Data excerpts:

_ _ _ _ _

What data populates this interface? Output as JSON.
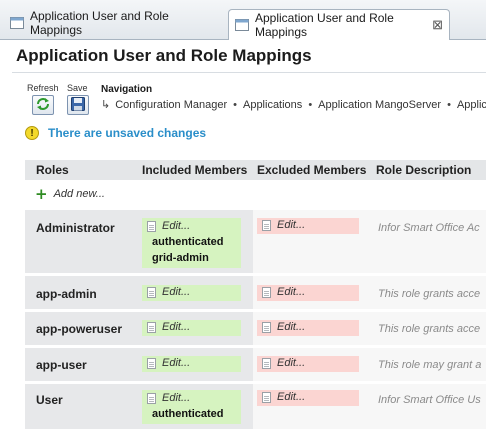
{
  "tabs": [
    {
      "label": "Application User and Role Mappings",
      "active": false
    },
    {
      "label": "Application User and Role Mappings",
      "active": true
    }
  ],
  "page": {
    "title": "Application User and Role Mappings"
  },
  "toolbar": {
    "refresh_label": "Refresh",
    "save_label": "Save"
  },
  "navigation": {
    "label": "Navigation",
    "breadcrumb": [
      "Configuration Manager",
      "Applications",
      "Application MangoServer",
      "Applic"
    ]
  },
  "warning": {
    "text": "There are unsaved changes"
  },
  "table": {
    "headers": [
      "Roles",
      "Included Members",
      "Excluded Members",
      "Role Description"
    ],
    "add_label": "Add new...",
    "edit_label": "Edit...",
    "rows": [
      {
        "role": "Administrator",
        "included_members": [
          "authenticated",
          "grid-admin"
        ],
        "description": "Infor Smart Office Ac"
      },
      {
        "role": "app-admin",
        "included_members": [],
        "description": "This role grants acce"
      },
      {
        "role": "app-poweruser",
        "included_members": [],
        "description": "This role grants acce"
      },
      {
        "role": "app-user",
        "included_members": [],
        "description": "This role may grant a"
      },
      {
        "role": "User",
        "included_members": [
          "authenticated"
        ],
        "description": "Infor Smart Office Us"
      }
    ]
  },
  "colors": {
    "accent": "#2a8ec9",
    "included_bg": "#d6f3c0",
    "excluded_bg": "#fbd5d2",
    "warning": "#f3d92b"
  }
}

_ _ _ _ _

== What to work on ==
Retype all of the entries exactly as written, leaving out any images.

== Task response ==
What data populates this interface? Output as JSON.
{
  "tabs": [
    {
      "label": "Application User and Role Mappings",
      "active": false
    },
    {
      "label": "Application User and Role Mappings",
      "active": true
    }
  ],
  "page": {
    "title": "Application User and Role Mappings"
  },
  "toolbar": {
    "refresh_label": "Refresh",
    "save_label": "Save"
  },
  "navigation": {
    "label": "Navigation",
    "breadcrumb": [
      "Configuration Manager",
      "Applications",
      "Application MangoServer",
      "Applic"
    ]
  },
  "warning": {
    "text": "There are unsaved changes"
  },
  "table": {
    "headers": [
      "Roles",
      "Included Members",
      "Excluded Members",
      "Role Description"
    ],
    "add_label": "Add new...",
    "edit_label": "Edit...",
    "rows": [
      {
        "role": "Administrator",
        "included_members": [
          "authenticated",
          "grid-admin"
        ],
        "description": "Infor Smart Office Ac"
      },
      {
        "role": "app-admin",
        "included_members": [],
        "description": "This role grants acce"
      },
      {
        "role": "app-poweruser",
        "included_members": [],
        "description": "This role grants acce"
      },
      {
        "role": "app-user",
        "included_members": [],
        "description": "This role may grant a"
      },
      {
        "role": "User",
        "included_members": [
          "authenticated"
        ],
        "description": "Infor Smart Office Us"
      }
    ]
  },
  "colors": {
    "accent": "#2a8ec9",
    "included_bg": "#d6f3c0",
    "excluded_bg": "#fbd5d2",
    "warning": "#f3d92b"
  }
}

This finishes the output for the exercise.